#### What you need to do
Only a number is wanted: how many lines in the records below contain "RESULTADOS"?

▶

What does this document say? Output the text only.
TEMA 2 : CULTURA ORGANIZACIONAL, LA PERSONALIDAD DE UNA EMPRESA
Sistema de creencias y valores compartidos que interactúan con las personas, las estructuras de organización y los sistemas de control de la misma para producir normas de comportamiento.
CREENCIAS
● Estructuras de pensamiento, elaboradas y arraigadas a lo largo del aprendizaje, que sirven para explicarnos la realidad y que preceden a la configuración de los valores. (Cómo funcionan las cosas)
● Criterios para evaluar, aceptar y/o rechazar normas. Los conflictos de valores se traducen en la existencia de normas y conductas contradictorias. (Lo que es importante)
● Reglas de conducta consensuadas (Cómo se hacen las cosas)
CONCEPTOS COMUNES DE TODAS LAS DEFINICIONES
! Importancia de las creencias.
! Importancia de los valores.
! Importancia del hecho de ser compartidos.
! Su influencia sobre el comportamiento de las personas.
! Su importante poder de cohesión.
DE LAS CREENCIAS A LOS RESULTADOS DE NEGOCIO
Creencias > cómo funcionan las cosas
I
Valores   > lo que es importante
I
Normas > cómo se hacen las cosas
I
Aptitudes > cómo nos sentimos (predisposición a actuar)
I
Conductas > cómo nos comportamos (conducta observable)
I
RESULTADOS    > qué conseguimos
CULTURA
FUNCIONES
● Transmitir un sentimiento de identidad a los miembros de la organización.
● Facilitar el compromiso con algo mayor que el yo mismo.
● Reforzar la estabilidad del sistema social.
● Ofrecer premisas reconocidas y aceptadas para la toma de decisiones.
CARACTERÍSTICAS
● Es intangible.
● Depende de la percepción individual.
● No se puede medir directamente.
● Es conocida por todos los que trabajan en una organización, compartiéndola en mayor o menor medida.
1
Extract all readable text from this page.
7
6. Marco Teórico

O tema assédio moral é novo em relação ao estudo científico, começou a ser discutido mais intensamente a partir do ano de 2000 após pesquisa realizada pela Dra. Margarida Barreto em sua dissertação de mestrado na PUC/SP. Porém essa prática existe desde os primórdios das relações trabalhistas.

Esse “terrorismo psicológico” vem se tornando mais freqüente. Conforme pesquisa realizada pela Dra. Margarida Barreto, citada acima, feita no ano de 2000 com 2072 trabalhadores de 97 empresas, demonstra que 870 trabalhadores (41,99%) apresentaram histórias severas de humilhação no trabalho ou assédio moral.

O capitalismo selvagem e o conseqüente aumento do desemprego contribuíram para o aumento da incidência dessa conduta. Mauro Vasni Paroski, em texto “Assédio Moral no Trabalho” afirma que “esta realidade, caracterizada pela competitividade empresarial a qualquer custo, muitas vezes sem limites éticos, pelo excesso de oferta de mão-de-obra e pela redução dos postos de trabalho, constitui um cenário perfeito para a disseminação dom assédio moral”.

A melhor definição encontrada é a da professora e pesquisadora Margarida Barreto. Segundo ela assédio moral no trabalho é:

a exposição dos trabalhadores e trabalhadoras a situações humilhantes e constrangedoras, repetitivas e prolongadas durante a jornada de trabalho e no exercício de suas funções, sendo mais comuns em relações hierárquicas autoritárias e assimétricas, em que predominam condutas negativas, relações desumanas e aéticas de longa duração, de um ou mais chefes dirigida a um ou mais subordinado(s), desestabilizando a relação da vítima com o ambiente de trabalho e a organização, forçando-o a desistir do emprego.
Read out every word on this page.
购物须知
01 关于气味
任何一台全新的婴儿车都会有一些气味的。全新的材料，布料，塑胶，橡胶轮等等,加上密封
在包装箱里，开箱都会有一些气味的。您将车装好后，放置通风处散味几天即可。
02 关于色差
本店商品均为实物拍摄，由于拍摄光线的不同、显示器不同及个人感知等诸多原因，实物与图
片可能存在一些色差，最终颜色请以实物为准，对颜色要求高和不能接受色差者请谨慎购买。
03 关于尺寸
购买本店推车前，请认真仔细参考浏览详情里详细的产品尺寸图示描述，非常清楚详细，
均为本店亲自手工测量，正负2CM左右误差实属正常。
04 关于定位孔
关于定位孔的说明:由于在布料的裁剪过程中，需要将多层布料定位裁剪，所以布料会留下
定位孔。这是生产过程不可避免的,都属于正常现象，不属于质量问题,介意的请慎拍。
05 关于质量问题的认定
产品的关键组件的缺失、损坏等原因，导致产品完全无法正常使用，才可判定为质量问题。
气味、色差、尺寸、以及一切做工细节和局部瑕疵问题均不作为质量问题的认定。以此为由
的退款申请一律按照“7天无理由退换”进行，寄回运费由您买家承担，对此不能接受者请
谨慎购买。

◀

#### Written reply
2